AIM OF THE TASK:
Look through the records below and give the number of lines holding the string "扣件式钢管脚手架施工前", nothing more.

PROVIDED RECORDS:
■ ■ ■ ■ ■
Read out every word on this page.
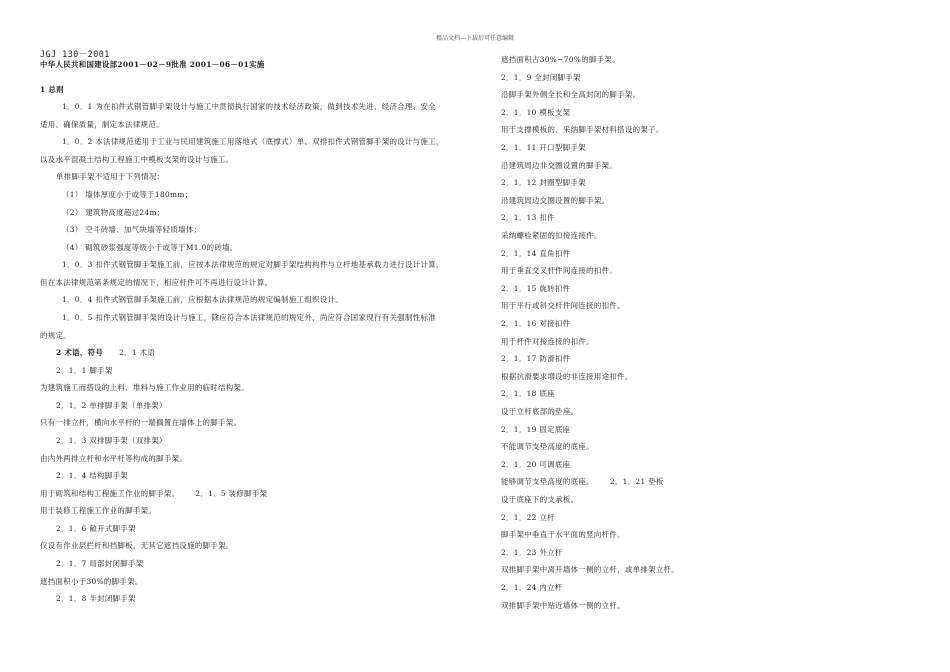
精品文档---下载后可任意编辑
JGJ 130－2001
中华人民共和国建设部2001－02－9批准 2001－06－01实施
1 总则
1．0．1 为在扣件式钢管脚手架设计与施工中贯彻执行国家的技术经济政策，做到技术先进、经济合理、安全
适用、确保质量，制定本法律规范。
1．0．2 本法律规范适用于工业与民用建筑施工用落地式（底撑式）单、双排扣件式钢管脚手架的设计与施工，
以及水平混凝土结构工程施工中模板支架的设计与施工。
单排脚手架不适用于下列情况：
（1） 墙体厚度小于或等于180mm；
（2） 建筑物高度超过24m；
（3） 空斗砖墙、加气块墙等轻质墙体；
（4） 砌筑砂浆强度等级小于或等于M1.0的砖墙。
1．0．3 扣件式钢管脚手架施工前，应按本法律规范的规定对脚手架结构构件与立杆地基承载力进行设计计算，
但在本法律规范第条规定的情况下，相应杆件可不再进行设计计算。
1．0．4 扣件式钢管脚手架施工前，应根据本法律规范的规定编制施工组织设计。
1．0．5 扣件式钢管脚手架的设计与施工，除应符合本法律规范的规定外，尚应符合国家现行有关强制性标准
的规定。
2 术语、符号 2．1 术语
2．1．1 脚手架
为建筑施工而搭设的上料、堆料与施工作业用的临时结构架。
2．1．2 单排脚手架（单排架）
只有一排立杆，横向水平杆的一端搁置在墙体上的脚手架。
2．1．3 双排脚手架（双排架）
由内外两排立杆和水平杆等构成的脚手架。
2．1．4 结构脚手架
用于砌筑和结构工程施工作业的脚手架。 2．1．5 装修脚手架
用于装修工程施工作业的脚手架。
2．1．6 敞开式脚手架
仅设有作业层栏杆和挡脚板，无其它遮挡设施的脚手架。
2．1．7 局部封闭脚手架
遮挡面积小于30%的脚手架。
2．1．8 半封闭脚手架
遮挡面积占30%~70%的脚手架。
2．1．9 全封闭脚手架
沿脚手架外侧全长和全高封闭的脚手架。
2．1．10 模板支架
用于支撑模板的、采纳脚手架材料搭设的架子。
2．1．11 开口型脚手架
沿建筑周边非交圈设置的脚手架。
2．1．12 封圈型脚手架
沿建筑周边交圈设置的脚手架。
2．1．13 扣件
采纳螺栓紧固的扣接连接件。
2．1．14 直角扣件
用于垂直交叉杆件间连接的扣件。
2．1．15 旋转扣件
用于平行或斜交杆件间连接的扣件。
2．1．16 对接扣件
用于杆件对接连接的扣件。
2．1．17 防滑扣件
根据抗滑要求增设的非连接用途扣件。
2．1．18 底座
设于立杆底部的垫座。
2．1．19 固定底座
不能调节支垫高度的底座。
2．1．20 可调底座
能够调节支垫高度的底座。 2．1．21 垫板
设于底座下的支承板。
2．1．22 立杆
脚手架中垂直于水平面的竖向杆件。
2．1．23 外立杆
双排脚手架中离开墙体一侧的立杆，或单排架立杆。
2．1．24 内立杆
双排脚手架中贴近墙体一侧的立杆。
■ ■ ■ ■ ■
PROBLEM SOLUTION:
2